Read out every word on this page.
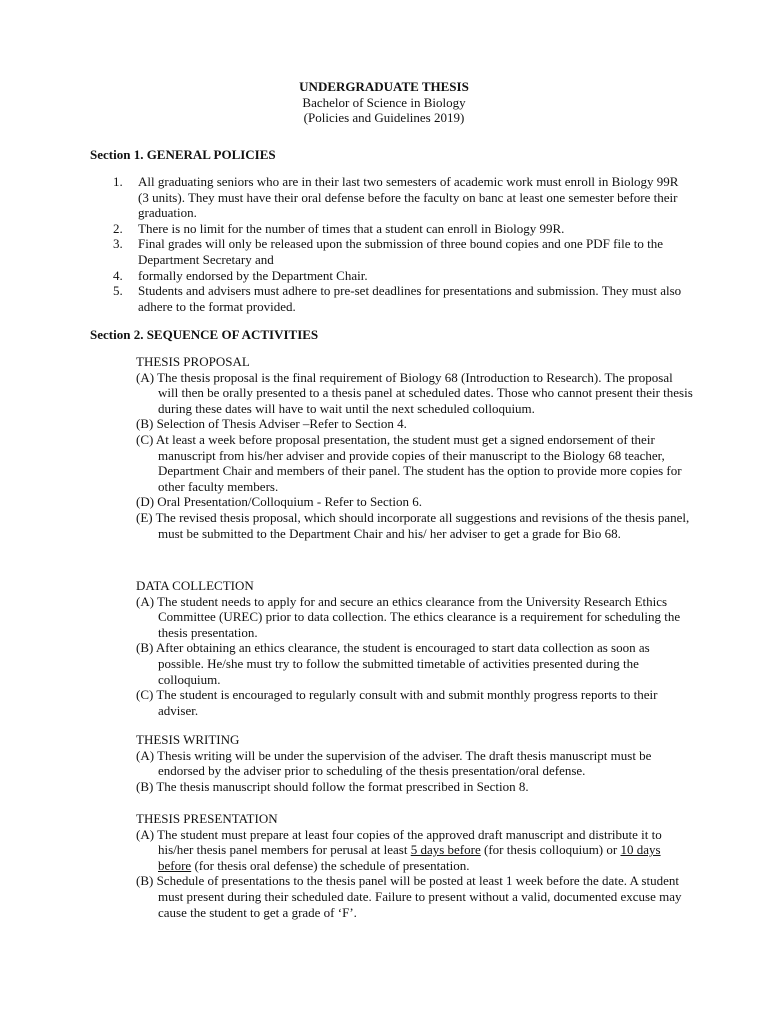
UNDERGRADUATE THESIS
Bachelor of Science in Biology
(Policies and Guidelines 2019)
Section 1. GENERAL POLICIES
1. All graduating seniors who are in their last two semesters of academic work must enroll in Biology 99R (3 units). They must have their oral defense before the faculty on banc at least one semester before their graduation.
2. There is no limit for the number of times that a student can enroll in Biology 99R.
3. Final grades will only be released upon the submission of three bound copies and one PDF file to the Department Secretary and
4. formally endorsed by the Department Chair.
5. Students and advisers must adhere to pre-set deadlines for presentations and submission. They must also adhere to the format provided.
Section 2. SEQUENCE OF ACTIVITIES
THESIS PROPOSAL
(A) The thesis proposal is the final requirement of Biology 68 (Introduction to Research). The proposal will then be orally presented to a thesis panel at scheduled dates. Those who cannot present their thesis during these dates will have to wait until the next scheduled colloquium.
(B) Selection of Thesis Adviser –Refer to Section 4.
(C) At least a week before proposal presentation, the student must get a signed endorsement of their manuscript from his/her adviser and provide copies of their manuscript to the Biology 68 teacher, Department Chair and members of their panel. The student has the option to provide more copies for other faculty members.
(D) Oral Presentation/Colloquium - Refer to Section 6.
(E) The revised thesis proposal, which should incorporate all suggestions and revisions of the thesis panel, must be submitted to the Department Chair and his/ her adviser to get a grade for Bio 68.
DATA COLLECTION
(A) The student needs to apply for and secure an ethics clearance from the University Research Ethics Committee (UREC) prior to data collection. The ethics clearance is a requirement for scheduling the thesis presentation.
(B) After obtaining an ethics clearance, the student is encouraged to start data collection as soon as possible. He/she must try to follow the submitted timetable of activities presented during the colloquium.
(C) The student is encouraged to regularly consult with and submit monthly progress reports to their adviser.
THESIS WRITING
(A) Thesis writing will be under the supervision of the adviser. The draft thesis manuscript must be endorsed by the adviser prior to scheduling of the thesis presentation/oral defense.
(B) The thesis manuscript should follow the format prescribed in Section 8.
THESIS PRESENTATION
(A) The student must prepare at least four copies of the approved draft manuscript and distribute it to his/her thesis panel members for perusal at least 5 days before (for thesis colloquium) or 10 days before (for thesis oral defense) the schedule of presentation.
(B) Schedule of presentations to the thesis panel will be posted at least 1 week before the date. A student must present during their scheduled date. Failure to present without a valid, documented excuse may cause the student to get a grade of ‘F’.
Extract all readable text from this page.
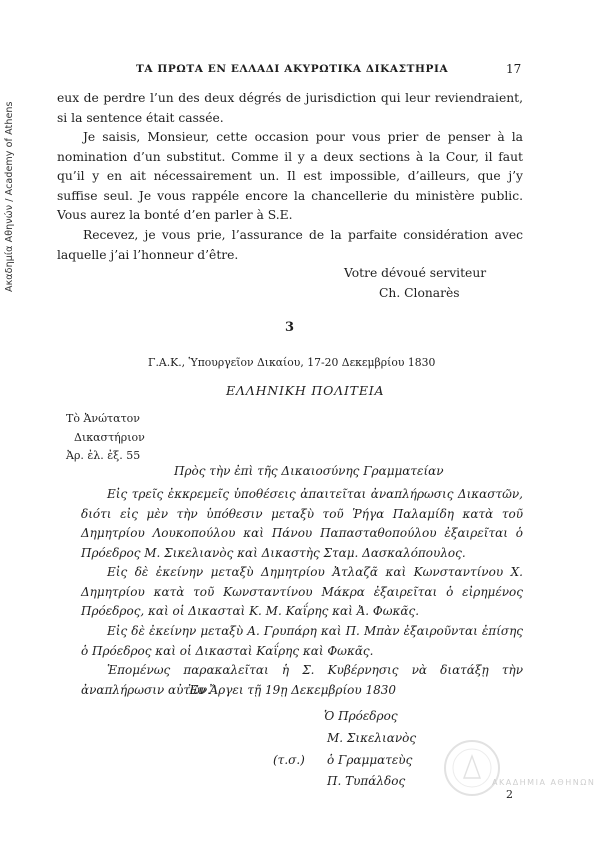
Ακαδημία Αθηνών / Academy of Athens
ΤΑ ΠΡΩΤΑ ΕΝ ΕΛΛΑΔΙ ΑΚΥΡΩΤΙΚΑ ΔΙΚΑΣΤΗΡΙΑ	17

eux de perdre l’un des deux dégrés de jurisdiction qui leur reviendraient, si la sentence était cassée.

Je saisis, Monsieur, cette occasion pour vous prier de penser à la nomination d’un substitut. Comme il y a deux sections à la Cour, il faut qu’il y en ait nécessairement un. Il est impossible, d’ailleurs, que j’y suffise seul. Je vous rappéle encore la chancellerie du ministère public. Vous aurez la bonté d’en parler à S.E.

Recevez, je vous prie, l’assurance de la parfaite considération avec laquelle j’ai l’honneur d’être.

Votre dévoué serviteur
Ch. Clonarès
3
Γ.Α.Κ., Ὑπουργεῖον Δικαίου, 17-20 Δεκεμβρίου 1830
ΕΛΛΗΝΙΚΗ ΠΟΛΙΤΕΙΑ
Τὸ Ἀνώτατον
Δικαστήριον
Ἀρ. ἐλ. ἐξ. 55
Πρὸς τὴν ἐπὶ τῆς Δικαιοσύνης Γραμματείαν

Εἰς τρεῖς ἐκκρεμεῖς ὑποθέσεις ἀπαιτεῖται ἀναπλήρωσις Δικαστῶν, διότι εἰς μὲν τὴν ὑπόθεσιν μεταξὺ τοῦ Ῥήγα Παλαμίδη κατὰ τοῦ Δημητρίου Λουκοπούλου καὶ Πάνου Παπασταθοπούλου ἐξαιρεῖται ὁ Πρόεδρος Μ. Σικελιανὸς καὶ Δικαστὴς Σταμ. Δασκαλόπουλος.

Εἰς δὲ ἐκείνην μεταξὺ Δημητρίου Ἀτλαζᾶ καὶ Κωνσταντίνου Χ. Δημητρίου κατὰ τοῦ Κωνσταντίνου Μάκρα ἐξαιρεῖται ὁ εἰρημένος Πρόεδρος, καὶ οἱ Δικασταὶ Κ. Μ. Καΐρης καὶ Ἀ. Φωκᾶς.

Εἰς δὲ ἐκείνην μεταξὺ Α. Γρυπάρη καὶ Π. Μπὰν ἐξαιροῦνται ἐπίσης ὁ Πρόεδρος καὶ οἱ Δικασταὶ Καΐρης καὶ Φωκᾶς.

Ἑπομένως παρακαλεῖται ἡ Σ. Κυβέρνησις νὰ διατάξῃ τὴν ἀναπλήρωσιν αὐτῶν.

Ἐν Ἄργει τῇ 19ῃ Δεκεμβρίου 1830
Ὁ Πρόεδρος
Μ. Σικελιανὸς
(τ.σ.) ὁ Γραμματεὺς
Π. Τυπάλδος	ΑΚΑΔΗΜΙΑ ΑΘΗΝΩΝ
2
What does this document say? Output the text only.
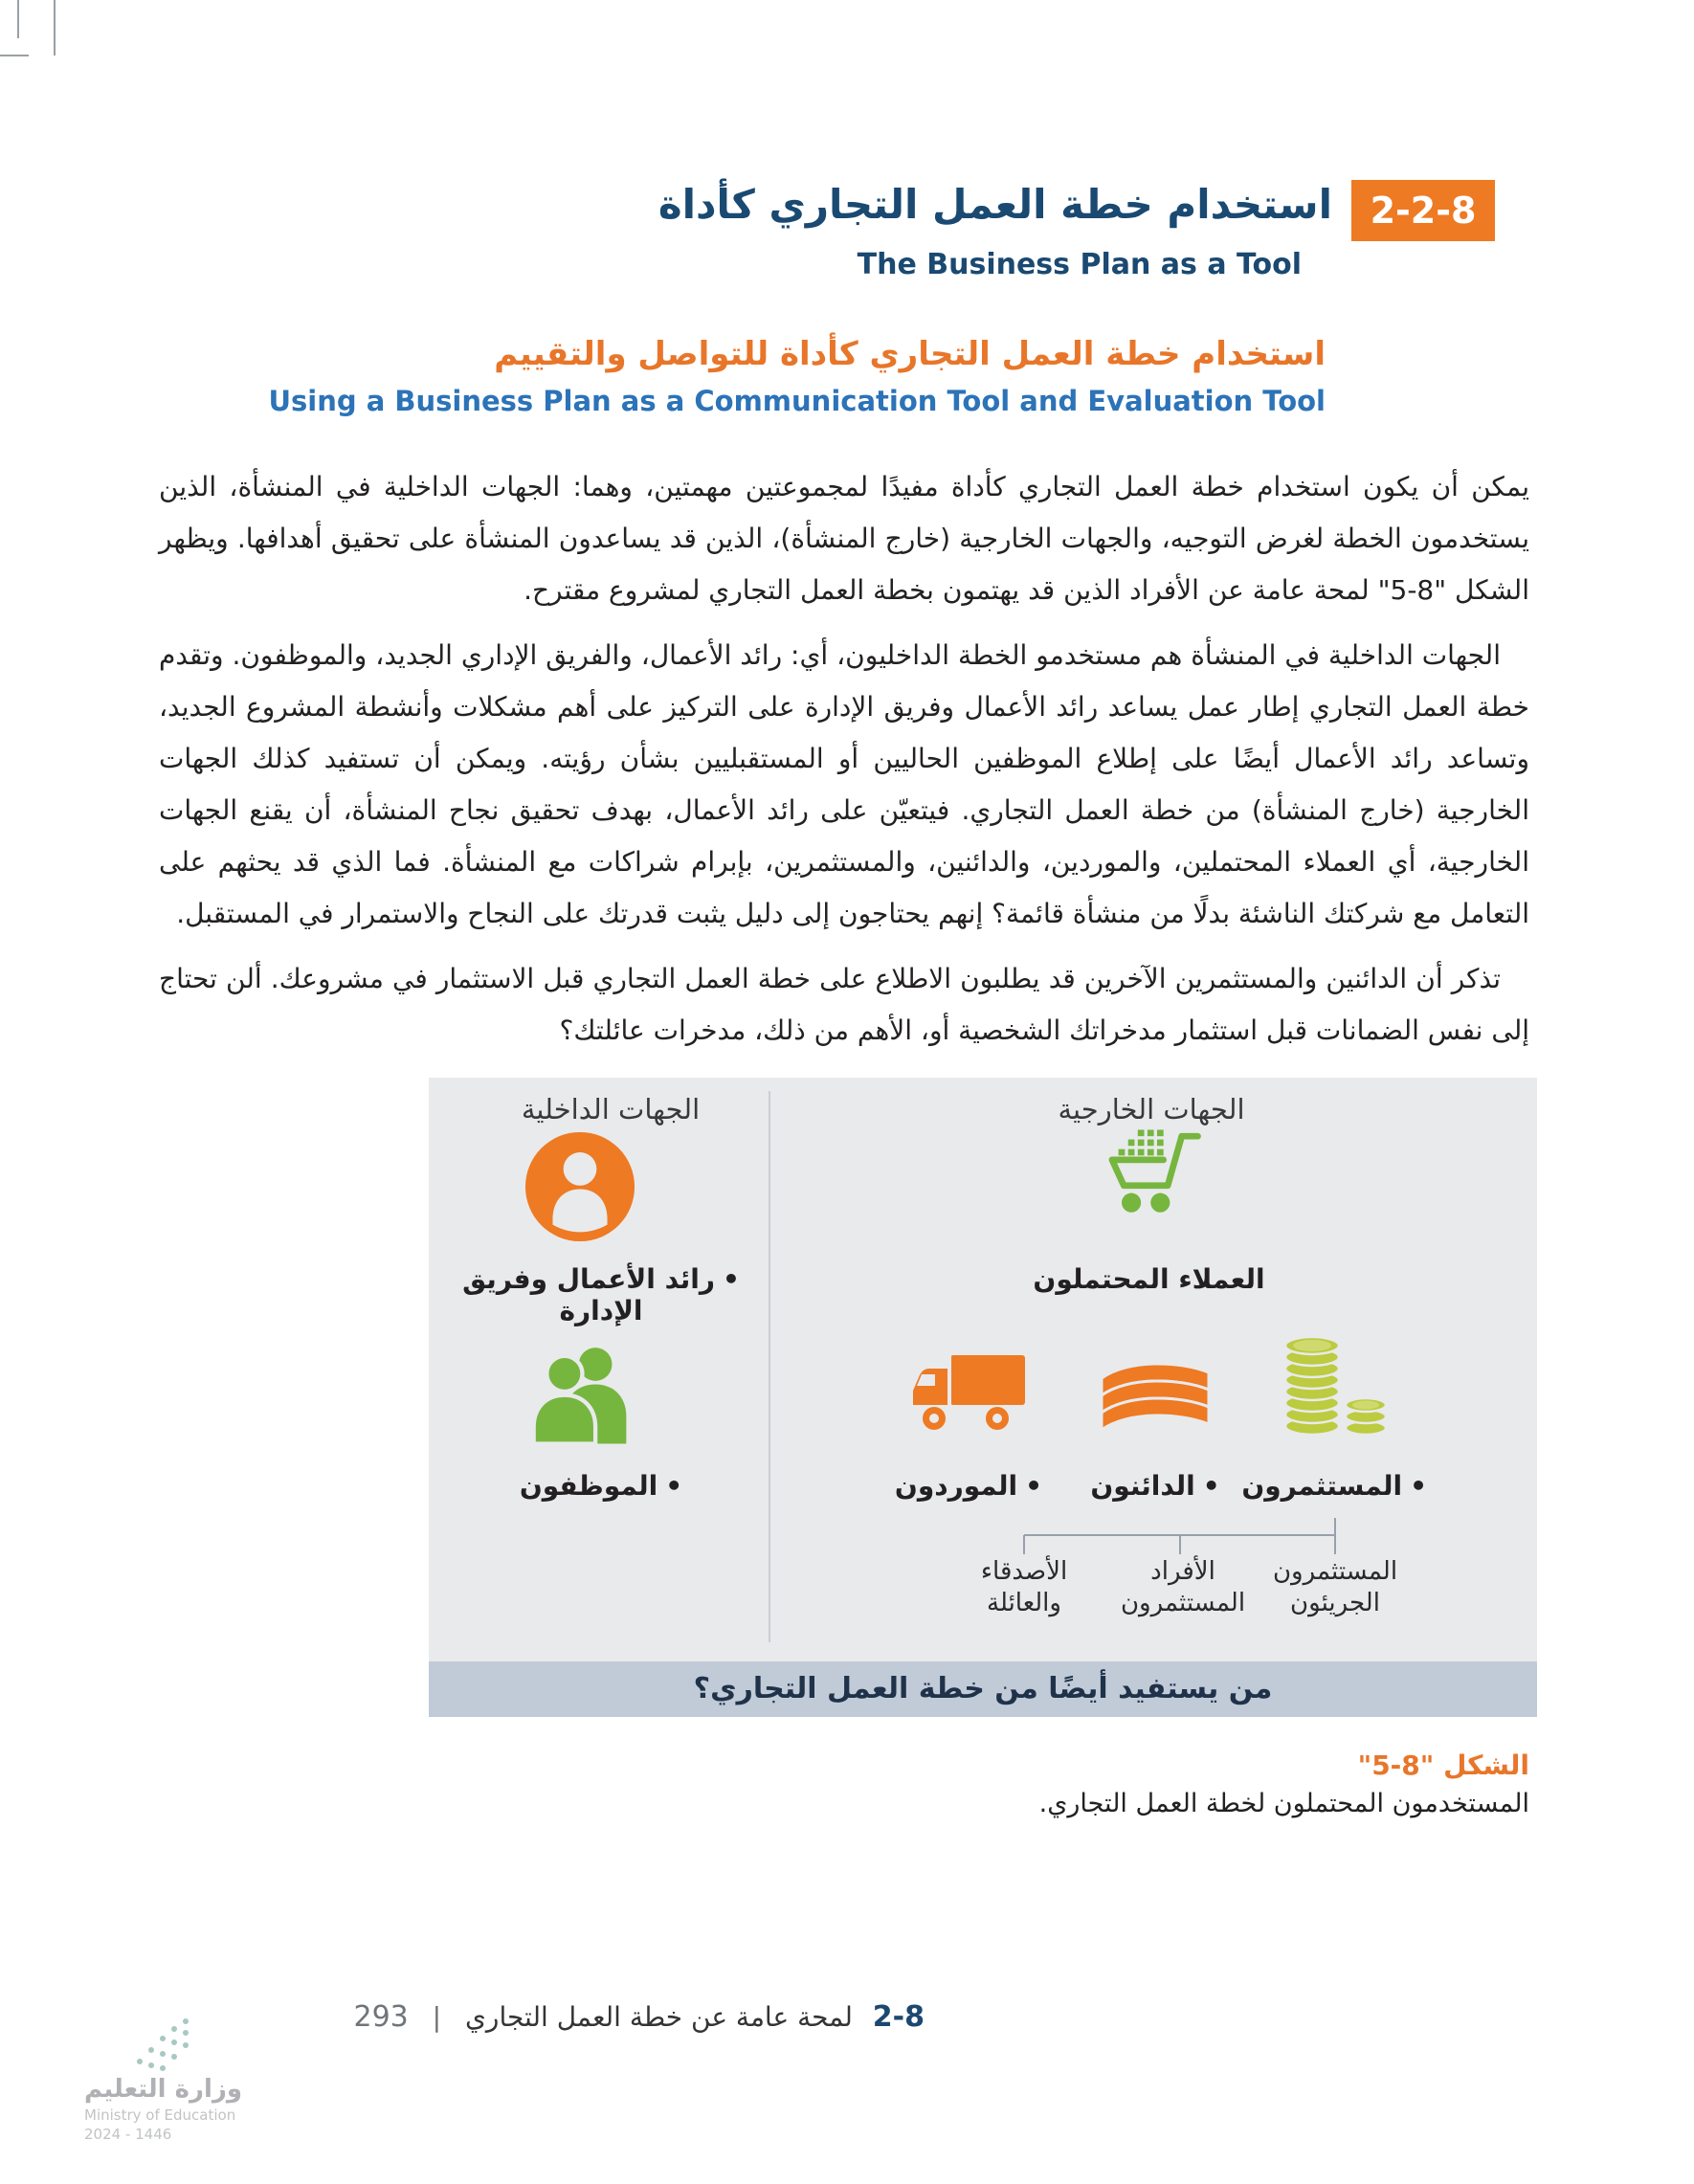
2-2-8
استخدام خطة العمل التجاري كأداة
The Business Plan as a Tool
استخدام خطة العمل التجاري كأداة للتواصل والتقييم
Using a Business Plan as a Communication Tool and Evaluation Tool

يمكن أن يكون استخدام خطة العمل التجاري كأداة مفيدًا لمجموعتين مهمتين، وهما: الجهات الداخلية في المنشأة، الذين يستخدمون الخطة لغرض التوجيه، والجهات الخارجية (خارج المنشأة)، الذين قد يساعدون المنشأة على تحقيق أهدافها. ويظهر الشكل "8-5" لمحة عامة عن الأفراد الذين قد يهتمون بخطة العمل التجاري لمشروع مقترح.

الجهات الداخلية في المنشأة هم مستخدمو الخطة الداخليون، أي: رائد الأعمال، والفريق الإداري الجديد، والموظفون. وتقدم خطة العمل التجاري إطار عمل يساعد رائد الأعمال وفريق الإدارة على التركيز على أهم مشكلات وأنشطة المشروع الجديد، وتساعد رائد الأعمال أيضًا على إطلاع الموظفين الحاليين أو المستقبليين بشأن رؤيته. ويمكن أن تستفيد كذلك الجهات الخارجية (خارج المنشأة) من خطة العمل التجاري. فيتعيّن على رائد الأعمال، بهدف تحقيق نجاح المنشأة، أن يقنع الجهات الخارجية، أي العملاء المحتملين، والموردين، والدائنين، والمستثمرين، بإبرام شراكات مع المنشأة. فما الذي قد يحثهم على التعامل مع شركتك الناشئة بدلًا من منشأة قائمة؟ إنهم يحتاجون إلى دليل يثبت قدرتك على النجاح والاستمرار في المستقبل.

تذكر أن الدائنين والمستثمرين الآخرين قد يطلبون الاطلاع على خطة العمل التجاري قبل الاستثمار في مشروعك. ألن تحتاج إلى نفس الضمانات قبل استثمار مدخراتك الشخصية أو، الأهم من ذلك، مدخرات عائلتك؟

الجهات الداخلية	الجهات الخارجية
•رائد الأعمال وفريق الإدارة
•الموظفون
العملاء المحتملون
•الموردون	•الدائنون	•المستثمرون
الأصدقاء والعائلة
الأفراد المستثمرون
المستثمرون الجريئون
من يستفيد أيضًا من خطة العمل التجاري؟
الشكل "8-5"
المستخدمون المحتملون لخطة العمل التجاري.
2-8 لمحة عامة عن خطة العمل التجاري | 293
وزارة التعليم
Ministry of Education
2024 - 1446
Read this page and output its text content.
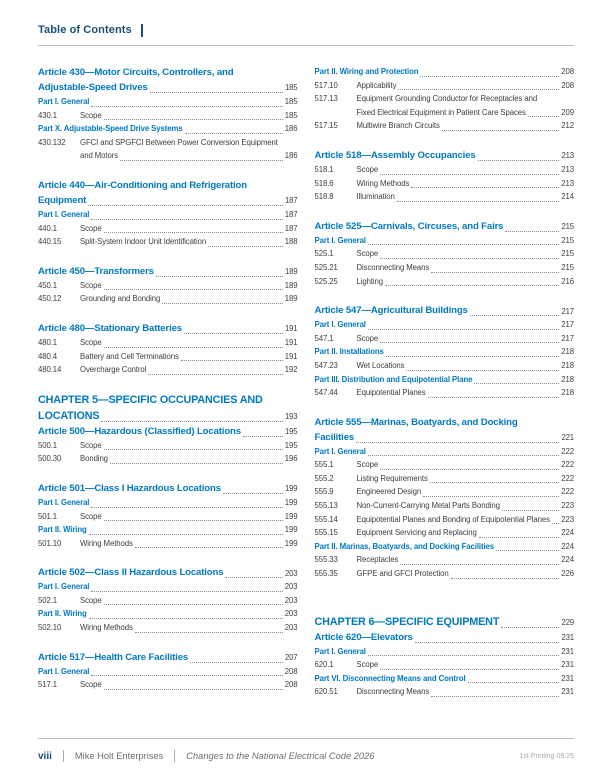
Table of Contents
Article 430—Motor Circuits, Controllers, and
Adjustable-Speed Drives	185
Part I. General	185
430.1	Scope	185
Part X. Adjustable-Speed Drive Systems	186
430.132	GFCI and SPGFCI Between Power Conversion Equipment
and Motors	186
Article 440—Air-Conditioning and Refrigeration
Equipment	187
Part I. General	187
440.1	Scope	187
440.15	Split-System Indoor Unit Identification	188
Article 450—Transformers	189
450.1	Scope	189
450.12	Grounding and Bonding	189
Article 480—Stationary Batteries	191
480.1	Scope	191
480.4	Battery and Cell Terminations	191
480.14	Overcharge Control	192
CHAPTER 5—SPECIFIC OCCUPANCIES AND
LOCATIONS	193
Article 500—Hazardous (Classified) Locations	195
500.1	Scope	195
500.30	Bonding	196
Article 501—Class I Hazardous Locations	199
Part I. General	199
501.1	Scope	199
Part II. Wiring	199
501.10	Wiring Methods	199
Article 502—Class II Hazardous Locations	203
Part I. General	203
502.1	Scope	203
Part II. Wiring	203
502.10	Wiring Methods	203
Article 517—Health Care Facilities	207
Part I. General	208
517.1	Scope	208
Part II. Wiring and Protection	208
517.10	Applicability	208
517.13	Equipment Grounding Conductor for Receptacles and
Fixed Electrical Equipment in Patient Care Spaces	209
517.15	Multiwire Branch Circuits	212
Article 518—Assembly Occupancies	213
518.1	Scope	213
518.6	Wiring Methods	213
518.8	Illumination	214
Article 525—Carnivals, Circuses, and Fairs	215
Part I. General	215
525.1	Scope	215
525.21	Disconnecting Means	215
525.25	Lighting	216
Article 547—Agricultural Buildings	217
Part I. General	217
547.1	Scope	217
Part II. Installations	218
547.23	Wet Locations	218
Part III. Distribution and Equipotential Plane	218
547.44	Equipotential Planes	218
Article 555—Marinas, Boatyards, and Docking
Facilities	221
Part I. General	222
555.1	Scope	222
555.2	Listing Requirements	222
555.9	Engineered Design	222
555.13	Non-Current-Carrying Metal Parts Bonding	223
555.14	Equipotential Planes and Bonding of Equipotential Planes 223
555.15	Equipment Servicing and Replacing	224
Part II. Marinas, Boatyards, and Docking Facilities	224
555.33	Receptacles	224
555.35	GFPE and GFCI Protection	226
CHAPTER 6—SPECIFIC EQUIPMENT	229
Article 620—Elevators	231
Part I. General	231
620.1	Scope	231
Part VI. Disconnecting Means and Control	231
620.51	Disconnecting Means	231
viii Mike Holt Enterprises Changes to the National Electrical Code 2026	1st Printing 09.25
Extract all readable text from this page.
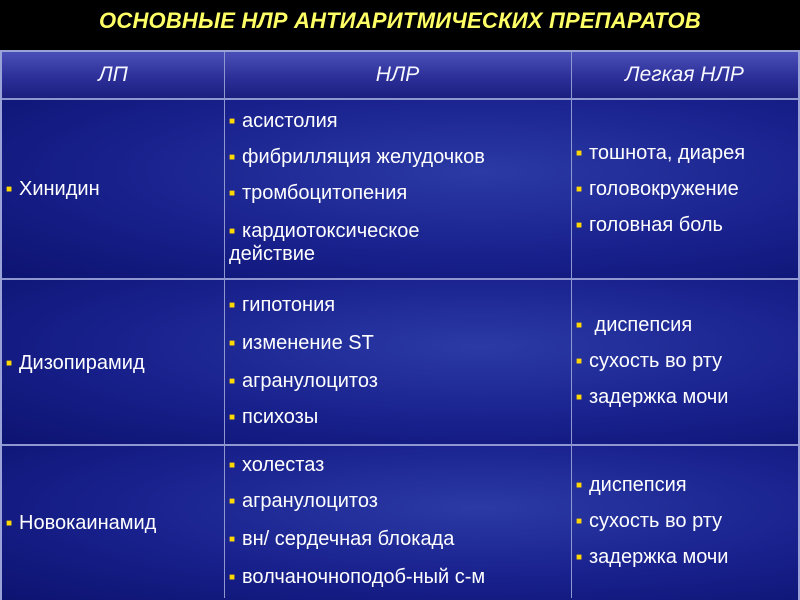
ОСНОВНЫЕ НЛР АНТИАРИТМИЧЕСКИХ ПРЕПАРАТОВ
ЛП	НЛР	Легкая НЛР
■ Хинидин
■ асистолия
■ фибрилляция желудочков
■ тромбоцитопения
■ кардиотоксическое действие
■ тошнота, диарея
■ головокружение
■ головная боль
■ Дизопирамид
■ гипотония
■ изменение ST
■ агранулоцитоз
■ психозы
■ диспепсия
■ сухость во рту
■ задержка мочи
■ Новокаинамид
■ холестаз
■ агранулоцитоз
■ вн/ сердечная блокада
■ волчаночноподоб-ный с-м
■ диспепсия
■ сухость во рту
■ задержка мочи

# Instructions to follow
Find all lines with "استخدام" in them and copy each one.

# Exercise answer
استخدام خطة العمل التجاري كأداة
استخدام خطة العمل التجاري كأداة للتواصل والتقييم
يمكن أن يكون استخدام خطة العمل التجاري كأداة مفيدًا لمجموعتين مهمتين، وهما: الجهات الداخلية في المنشأة، الذين يستخدمون الخطة لغرض التوجيه، والجهات الخارجية (خارج المنشأة)، الذين قد يساعدون المنشأة على تحقيق أهدافها. ويظهر الشكل "8-5" لمحة عامة عن الأفراد الذين قد يهتمون بخطة العمل التجاري لمشروع مقترح.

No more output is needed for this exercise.